# Figure record listings
·····
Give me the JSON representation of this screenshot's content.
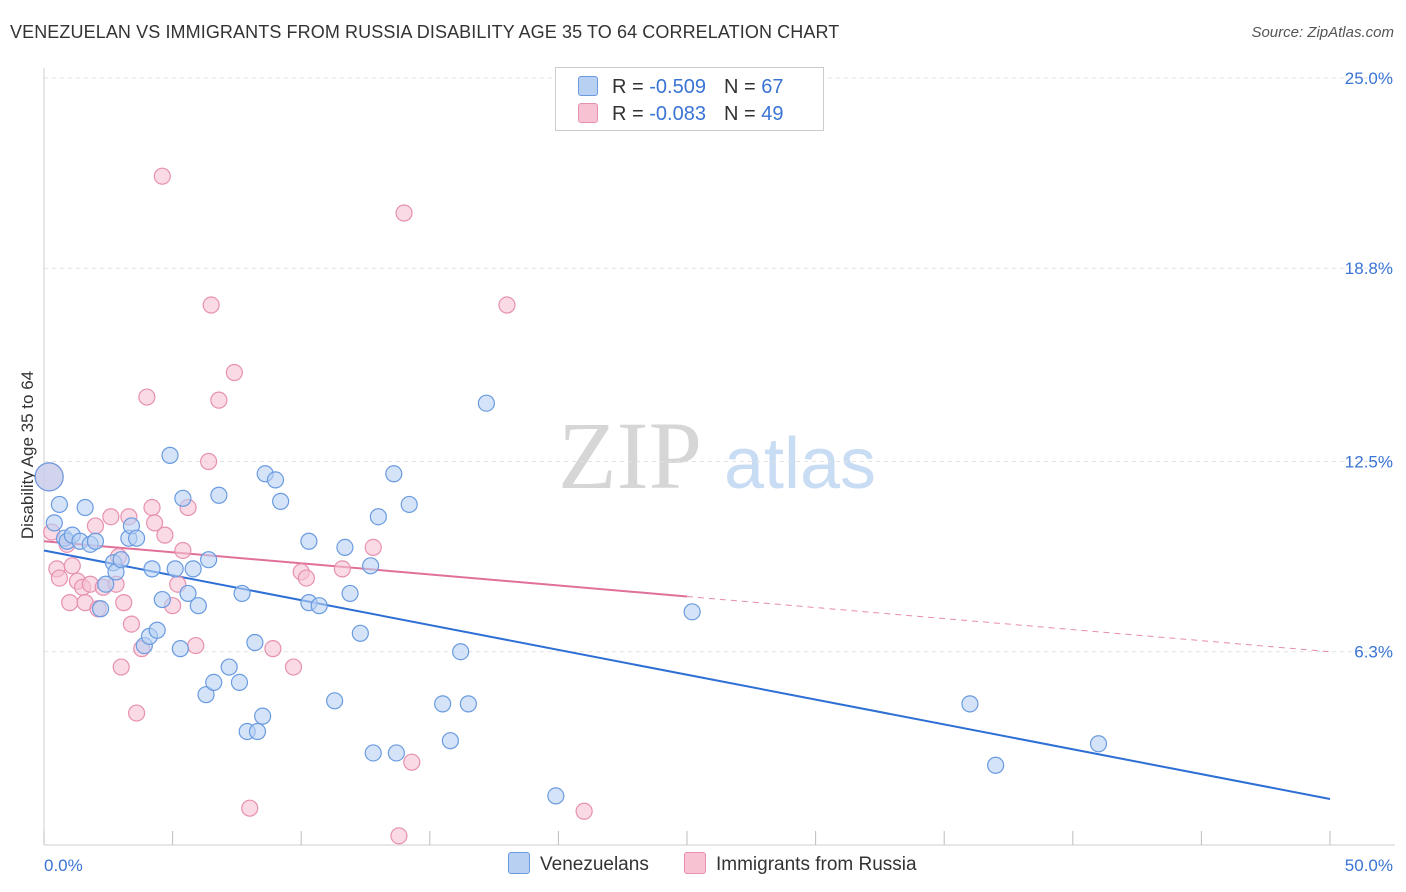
{
  "title": "VENEZUELAN VS IMMIGRANTS FROM RUSSIA DISABILITY AGE 35 TO 64 CORRELATION CHART",
  "source": "Source: ZipAtlas.com",
  "watermark": {
    "zip": "ZIP",
    "atlas": "atlas"
  },
  "legend": {
    "rows": [
      {
        "r_label": "R = ",
        "r_value": "-0.509",
        "n_label": "N = ",
        "n_value": "67"
      },
      {
        "r_label": "R = ",
        "r_value": "-0.083",
        "n_label": "N = ",
        "n_value": "49"
      }
    ]
  },
  "bottom_legend": {
    "series1": "Venezuelans",
    "series2": "Immigrants from Russia"
  },
  "colors": {
    "blue_fill": "#b8d1f3",
    "blue_stroke": "#6a9be0",
    "blue_line": "#2d6fd4",
    "pink_fill": "#f7c2d2",
    "pink_stroke": "#e791b0",
    "pink_line": "#e0709a",
    "axis_text": "#3a74d4"
  },
  "chart_data": {
    "type": "scatter",
    "title": "VENEZUELAN VS IMMIGRANTS FROM RUSSIA DISABILITY AGE 35 TO 64 CORRELATION CHART",
    "xlabel": "",
    "ylabel": "Disability Age 35 to 64",
    "xlim": [
      0,
      50
    ],
    "ylim": [
      0,
      25.0
    ],
    "x_tick_labels": [
      "0.0%",
      "50.0%"
    ],
    "y_ticks": [
      6.3,
      12.5,
      18.8,
      25.0
    ],
    "y_tick_labels": [
      "6.3%",
      "12.5%",
      "18.8%",
      "25.0%"
    ],
    "series": [
      {
        "name": "Venezuelans",
        "R": -0.509,
        "N": 67,
        "trend": {
          "x0": 0,
          "y0": 9.6,
          "x1": 50,
          "y1": 1.5
        },
        "points": [
          [
            0.2,
            12.0
          ],
          [
            0.4,
            10.5
          ],
          [
            0.6,
            11.1
          ],
          [
            0.8,
            10.0
          ],
          [
            0.9,
            9.9
          ],
          [
            1.1,
            10.1
          ],
          [
            1.4,
            9.9
          ],
          [
            1.6,
            11.0
          ],
          [
            1.8,
            9.8
          ],
          [
            2.0,
            9.9
          ],
          [
            2.2,
            7.7
          ],
          [
            2.4,
            8.5
          ],
          [
            2.7,
            9.2
          ],
          [
            2.8,
            8.9
          ],
          [
            3.0,
            9.3
          ],
          [
            3.3,
            10.0
          ],
          [
            3.4,
            10.4
          ],
          [
            3.6,
            10.0
          ],
          [
            3.9,
            6.5
          ],
          [
            4.1,
            6.8
          ],
          [
            4.2,
            9.0
          ],
          [
            4.4,
            7.0
          ],
          [
            4.6,
            8.0
          ],
          [
            4.9,
            12.7
          ],
          [
            5.1,
            9.0
          ],
          [
            5.3,
            6.4
          ],
          [
            5.4,
            11.3
          ],
          [
            5.6,
            8.2
          ],
          [
            5.8,
            9.0
          ],
          [
            6.0,
            7.8
          ],
          [
            6.3,
            4.9
          ],
          [
            6.4,
            9.3
          ],
          [
            6.6,
            5.3
          ],
          [
            6.8,
            11.4
          ],
          [
            7.2,
            5.8
          ],
          [
            7.6,
            5.3
          ],
          [
            7.7,
            8.2
          ],
          [
            7.9,
            3.7
          ],
          [
            8.2,
            6.6
          ],
          [
            8.3,
            3.7
          ],
          [
            8.5,
            4.2
          ],
          [
            8.6,
            12.1
          ],
          [
            9.0,
            11.9
          ],
          [
            9.2,
            11.2
          ],
          [
            10.3,
            9.9
          ],
          [
            10.3,
            7.9
          ],
          [
            10.7,
            7.8
          ],
          [
            11.3,
            4.7
          ],
          [
            11.7,
            9.7
          ],
          [
            11.9,
            8.2
          ],
          [
            12.3,
            6.9
          ],
          [
            12.7,
            9.1
          ],
          [
            12.8,
            3.0
          ],
          [
            13.0,
            10.7
          ],
          [
            13.6,
            12.1
          ],
          [
            13.7,
            3.0
          ],
          [
            14.2,
            11.1
          ],
          [
            15.5,
            4.6
          ],
          [
            15.8,
            3.4
          ],
          [
            16.2,
            6.3
          ],
          [
            16.5,
            4.6
          ],
          [
            17.2,
            14.4
          ],
          [
            19.9,
            1.6
          ],
          [
            25.2,
            7.6
          ],
          [
            36.0,
            4.6
          ],
          [
            37.0,
            2.6
          ],
          [
            41.0,
            3.3
          ]
        ]
      },
      {
        "name": "Immigrants from Russia",
        "R": -0.083,
        "N": 49,
        "trend": {
          "x0": 0,
          "y0": 9.9,
          "x1": 25,
          "y1": 8.1,
          "dash_x1": 50,
          "dash_y1": 6.3
        },
        "points": [
          [
            0.2,
            12.0
          ],
          [
            0.3,
            10.2
          ],
          [
            0.5,
            9.0
          ],
          [
            0.6,
            8.7
          ],
          [
            0.9,
            9.8
          ],
          [
            1.0,
            7.9
          ],
          [
            1.1,
            9.1
          ],
          [
            1.3,
            8.6
          ],
          [
            1.5,
            8.4
          ],
          [
            1.6,
            7.9
          ],
          [
            1.8,
            8.5
          ],
          [
            2.0,
            10.4
          ],
          [
            2.1,
            7.7
          ],
          [
            2.3,
            8.4
          ],
          [
            2.6,
            10.7
          ],
          [
            2.8,
            8.5
          ],
          [
            2.9,
            9.4
          ],
          [
            3.0,
            5.8
          ],
          [
            3.1,
            7.9
          ],
          [
            3.3,
            10.7
          ],
          [
            3.4,
            7.2
          ],
          [
            3.6,
            4.3
          ],
          [
            3.8,
            6.4
          ],
          [
            4.0,
            14.6
          ],
          [
            4.2,
            11.0
          ],
          [
            4.3,
            10.5
          ],
          [
            4.6,
            21.8
          ],
          [
            4.7,
            10.1
          ],
          [
            5.0,
            7.8
          ],
          [
            5.2,
            8.5
          ],
          [
            5.4,
            9.6
          ],
          [
            5.6,
            11.0
          ],
          [
            5.9,
            6.5
          ],
          [
            6.4,
            12.5
          ],
          [
            6.5,
            17.6
          ],
          [
            6.8,
            14.5
          ],
          [
            7.4,
            15.4
          ],
          [
            8.0,
            1.2
          ],
          [
            8.9,
            6.4
          ],
          [
            9.7,
            5.8
          ],
          [
            10.0,
            8.9
          ],
          [
            10.2,
            8.7
          ],
          [
            11.6,
            9.0
          ],
          [
            12.8,
            9.7
          ],
          [
            13.8,
            0.3
          ],
          [
            14.0,
            20.6
          ],
          [
            14.3,
            2.7
          ],
          [
            18.0,
            17.6
          ],
          [
            21.0,
            1.1
          ]
        ]
      }
    ]
  }
}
·····
The listing above needs to be output again exactly. Don't include the pictures.

# Task output
Give me the JSON representation of this screenshot's content.
{
  "title": "VENEZUELAN VS IMMIGRANTS FROM RUSSIA DISABILITY AGE 35 TO 64 CORRELATION CHART",
  "source": "Source: ZipAtlas.com",
  "watermark": {
    "zip": "ZIP",
    "atlas": "atlas"
  },
  "legend": {
    "rows": [
      {
        "r_label": "R = ",
        "r_value": "-0.509",
        "n_label": "N = ",
        "n_value": "67"
      },
      {
        "r_label": "R = ",
        "r_value": "-0.083",
        "n_label": "N = ",
        "n_value": "49"
      }
    ]
  },
  "bottom_legend": {
    "series1": "Venezuelans",
    "series2": "Immigrants from Russia"
  },
  "colors": {
    "blue_fill": "#b8d1f3",
    "blue_stroke": "#6a9be0",
    "blue_line": "#2d6fd4",
    "pink_fill": "#f7c2d2",
    "pink_stroke": "#e791b0",
    "pink_line": "#e0709a",
    "axis_text": "#3a74d4"
  },
  "chart_data": {
    "type": "scatter",
    "title": "VENEZUELAN VS IMMIGRANTS FROM RUSSIA DISABILITY AGE 35 TO 64 CORRELATION CHART",
    "xlabel": "",
    "ylabel": "Disability Age 35 to 64",
    "xlim": [
      0,
      50
    ],
    "ylim": [
      0,
      25.0
    ],
    "x_tick_labels": [
      "0.0%",
      "50.0%"
    ],
    "y_ticks": [
      6.3,
      12.5,
      18.8,
      25.0
    ],
    "y_tick_labels": [
      "6.3%",
      "12.5%",
      "18.8%",
      "25.0%"
    ],
    "series": [
      {
        "name": "Venezuelans",
        "R": -0.509,
        "N": 67,
        "trend": {
          "x0": 0,
          "y0": 9.6,
          "x1": 50,
          "y1": 1.5
        },
        "points": [
          [
            0.2,
            12.0
          ],
          [
            0.4,
            10.5
          ],
          [
            0.6,
            11.1
          ],
          [
            0.8,
            10.0
          ],
          [
            0.9,
            9.9
          ],
          [
            1.1,
            10.1
          ],
          [
            1.4,
            9.9
          ],
          [
            1.6,
            11.0
          ],
          [
            1.8,
            9.8
          ],
          [
            2.0,
            9.9
          ],
          [
            2.2,
            7.7
          ],
          [
            2.4,
            8.5
          ],
          [
            2.7,
            9.2
          ],
          [
            2.8,
            8.9
          ],
          [
            3.0,
            9.3
          ],
          [
            3.3,
            10.0
          ],
          [
            3.4,
            10.4
          ],
          [
            3.6,
            10.0
          ],
          [
            3.9,
            6.5
          ],
          [
            4.1,
            6.8
          ],
          [
            4.2,
            9.0
          ],
          [
            4.4,
            7.0
          ],
          [
            4.6,
            8.0
          ],
          [
            4.9,
            12.7
          ],
          [
            5.1,
            9.0
          ],
          [
            5.3,
            6.4
          ],
          [
            5.4,
            11.3
          ],
          [
            5.6,
            8.2
          ],
          [
            5.8,
            9.0
          ],
          [
            6.0,
            7.8
          ],
          [
            6.3,
            4.9
          ],
          [
            6.4,
            9.3
          ],
          [
            6.6,
            5.3
          ],
          [
            6.8,
            11.4
          ],
          [
            7.2,
            5.8
          ],
          [
            7.6,
            5.3
          ],
          [
            7.7,
            8.2
          ],
          [
            7.9,
            3.7
          ],
          [
            8.2,
            6.6
          ],
          [
            8.3,
            3.7
          ],
          [
            8.5,
            4.2
          ],
          [
            8.6,
            12.1
          ],
          [
            9.0,
            11.9
          ],
          [
            9.2,
            11.2
          ],
          [
            10.3,
            9.9
          ],
          [
            10.3,
            7.9
          ],
          [
            10.7,
            7.8
          ],
          [
            11.3,
            4.7
          ],
          [
            11.7,
            9.7
          ],
          [
            11.9,
            8.2
          ],
          [
            12.3,
            6.9
          ],
          [
            12.7,
            9.1
          ],
          [
            12.8,
            3.0
          ],
          [
            13.0,
            10.7
          ],
          [
            13.6,
            12.1
          ],
          [
            13.7,
            3.0
          ],
          [
            14.2,
            11.1
          ],
          [
            15.5,
            4.6
          ],
          [
            15.8,
            3.4
          ],
          [
            16.2,
            6.3
          ],
          [
            16.5,
            4.6
          ],
          [
            17.2,
            14.4
          ],
          [
            19.9,
            1.6
          ],
          [
            25.2,
            7.6
          ],
          [
            36.0,
            4.6
          ],
          [
            37.0,
            2.6
          ],
          [
            41.0,
            3.3
          ]
        ]
      },
      {
        "name": "Immigrants from Russia",
        "R": -0.083,
        "N": 49,
        "trend": {
          "x0": 0,
          "y0": 9.9,
          "x1": 25,
          "y1": 8.1,
          "dash_x1": 50,
          "dash_y1": 6.3
        },
        "points": [
          [
            0.2,
            12.0
          ],
          [
            0.3,
            10.2
          ],
          [
            0.5,
            9.0
          ],
          [
            0.6,
            8.7
          ],
          [
            0.9,
            9.8
          ],
          [
            1.0,
            7.9
          ],
          [
            1.1,
            9.1
          ],
          [
            1.3,
            8.6
          ],
          [
            1.5,
            8.4
          ],
          [
            1.6,
            7.9
          ],
          [
            1.8,
            8.5
          ],
          [
            2.0,
            10.4
          ],
          [
            2.1,
            7.7
          ],
          [
            2.3,
            8.4
          ],
          [
            2.6,
            10.7
          ],
          [
            2.8,
            8.5
          ],
          [
            2.9,
            9.4
          ],
          [
            3.0,
            5.8
          ],
          [
            3.1,
            7.9
          ],
          [
            3.3,
            10.7
          ],
          [
            3.4,
            7.2
          ],
          [
            3.6,
            4.3
          ],
          [
            3.8,
            6.4
          ],
          [
            4.0,
            14.6
          ],
          [
            4.2,
            11.0
          ],
          [
            4.3,
            10.5
          ],
          [
            4.6,
            21.8
          ],
          [
            4.7,
            10.1
          ],
          [
            5.0,
            7.8
          ],
          [
            5.2,
            8.5
          ],
          [
            5.4,
            9.6
          ],
          [
            5.6,
            11.0
          ],
          [
            5.9,
            6.5
          ],
          [
            6.4,
            12.5
          ],
          [
            6.5,
            17.6
          ],
          [
            6.8,
            14.5
          ],
          [
            7.4,
            15.4
          ],
          [
            8.0,
            1.2
          ],
          [
            8.9,
            6.4
          ],
          [
            9.7,
            5.8
          ],
          [
            10.0,
            8.9
          ],
          [
            10.2,
            8.7
          ],
          [
            11.6,
            9.0
          ],
          [
            12.8,
            9.7
          ],
          [
            13.8,
            0.3
          ],
          [
            14.0,
            20.6
          ],
          [
            14.3,
            2.7
          ],
          [
            18.0,
            17.6
          ],
          [
            21.0,
            1.1
          ]
        ]
      }
    ]
  }
}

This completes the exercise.